■ **Records for this task**:
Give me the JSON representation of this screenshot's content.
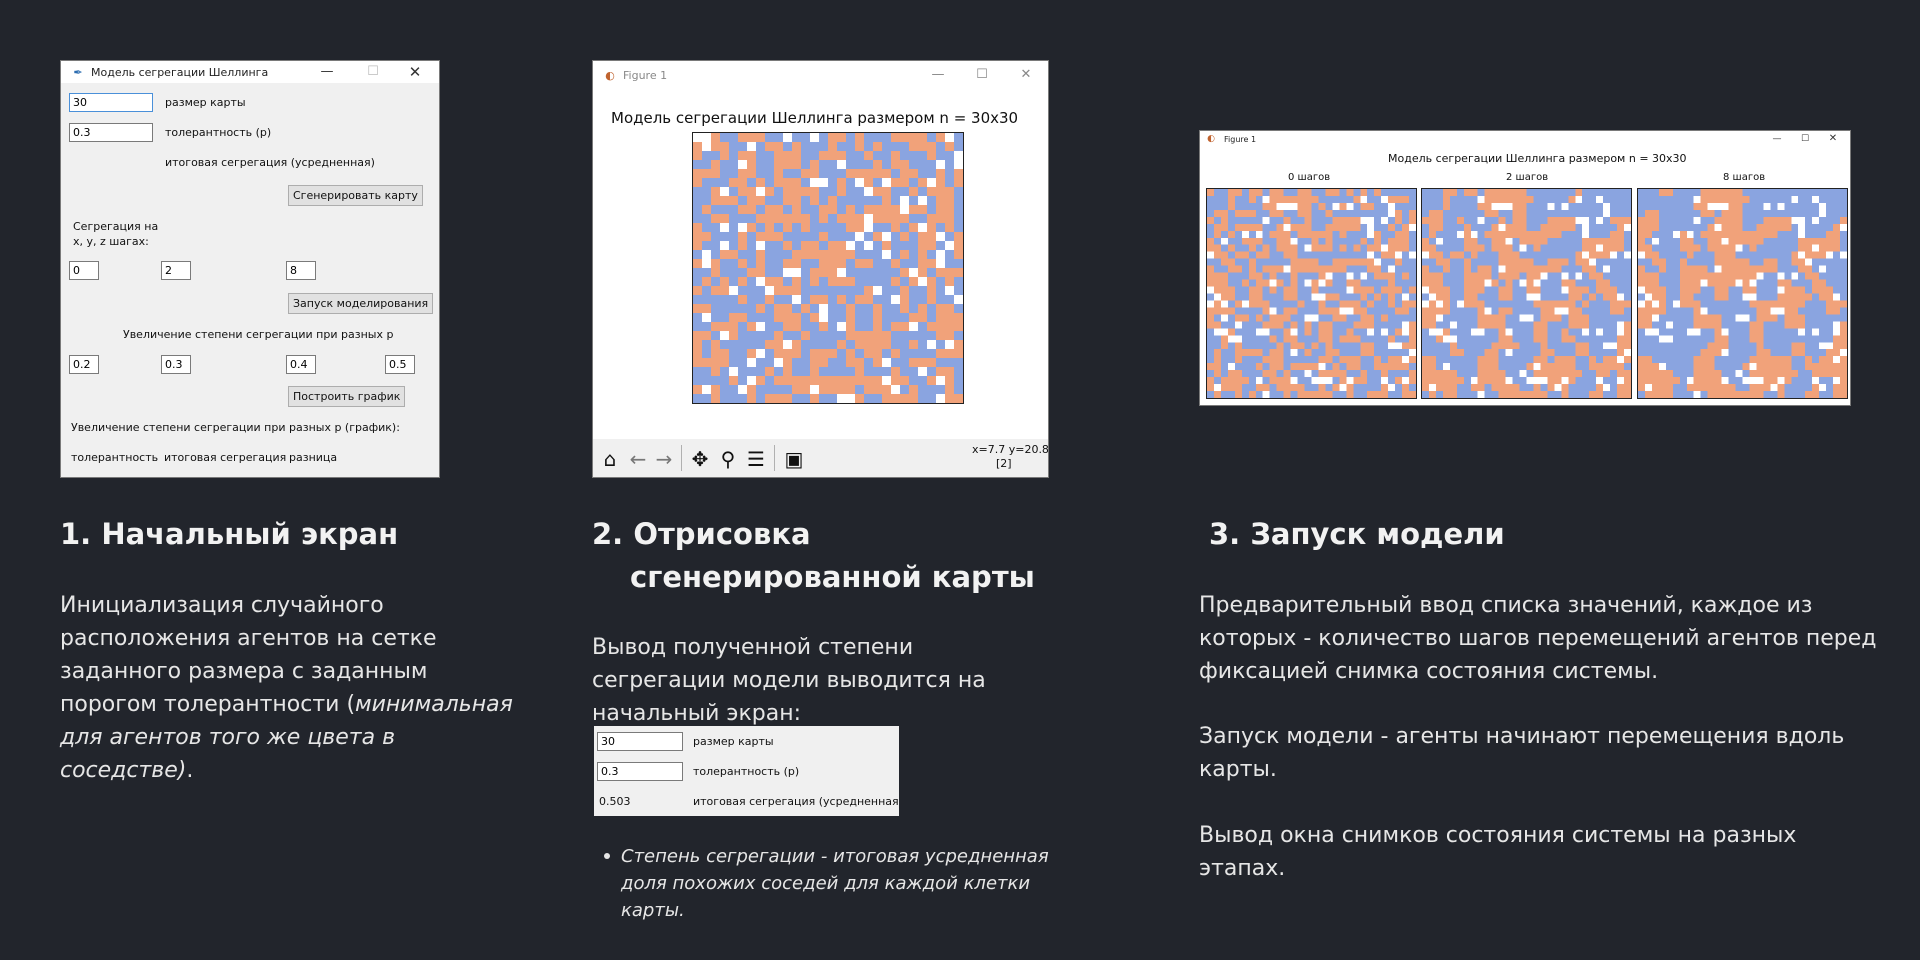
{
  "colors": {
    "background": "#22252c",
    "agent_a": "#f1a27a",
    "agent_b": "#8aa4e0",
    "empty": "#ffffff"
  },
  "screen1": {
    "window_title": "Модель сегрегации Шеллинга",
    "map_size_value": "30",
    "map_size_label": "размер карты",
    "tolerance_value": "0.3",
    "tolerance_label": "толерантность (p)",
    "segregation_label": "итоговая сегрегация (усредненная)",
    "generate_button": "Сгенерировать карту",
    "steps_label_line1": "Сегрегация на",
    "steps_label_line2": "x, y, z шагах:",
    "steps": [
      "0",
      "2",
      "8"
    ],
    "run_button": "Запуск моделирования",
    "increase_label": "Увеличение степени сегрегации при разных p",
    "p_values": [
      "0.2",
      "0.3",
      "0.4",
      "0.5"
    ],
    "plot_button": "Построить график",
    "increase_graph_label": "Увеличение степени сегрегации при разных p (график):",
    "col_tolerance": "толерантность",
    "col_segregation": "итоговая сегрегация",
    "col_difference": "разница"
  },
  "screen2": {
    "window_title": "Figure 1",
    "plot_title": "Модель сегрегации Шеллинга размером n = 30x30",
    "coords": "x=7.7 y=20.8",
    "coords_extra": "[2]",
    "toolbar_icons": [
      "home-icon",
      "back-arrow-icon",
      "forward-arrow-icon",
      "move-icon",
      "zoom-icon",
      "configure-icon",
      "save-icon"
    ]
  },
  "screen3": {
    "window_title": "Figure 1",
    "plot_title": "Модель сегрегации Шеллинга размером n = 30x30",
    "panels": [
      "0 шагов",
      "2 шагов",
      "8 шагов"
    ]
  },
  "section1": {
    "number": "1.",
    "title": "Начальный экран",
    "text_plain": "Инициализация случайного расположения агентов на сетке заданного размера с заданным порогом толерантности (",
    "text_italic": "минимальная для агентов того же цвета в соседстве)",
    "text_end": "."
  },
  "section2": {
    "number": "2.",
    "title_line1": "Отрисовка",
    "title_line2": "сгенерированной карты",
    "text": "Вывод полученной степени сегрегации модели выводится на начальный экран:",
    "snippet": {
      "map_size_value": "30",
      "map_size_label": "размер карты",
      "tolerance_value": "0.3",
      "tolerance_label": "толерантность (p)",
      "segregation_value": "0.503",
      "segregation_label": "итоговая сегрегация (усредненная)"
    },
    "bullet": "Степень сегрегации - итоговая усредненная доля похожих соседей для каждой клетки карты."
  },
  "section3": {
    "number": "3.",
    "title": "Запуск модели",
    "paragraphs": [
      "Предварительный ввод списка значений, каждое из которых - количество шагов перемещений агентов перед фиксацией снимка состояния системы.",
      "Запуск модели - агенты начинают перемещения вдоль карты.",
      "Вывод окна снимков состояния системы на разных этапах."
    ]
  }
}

■ **Task brief**: Look through the data and show every line containing "толерантность".

■ **Solution for this exercise**:
    "tolerance_label": "толерантность (p)",
    "col_tolerance": "толерантность",
      "tolerance_label": "толерантность (p)",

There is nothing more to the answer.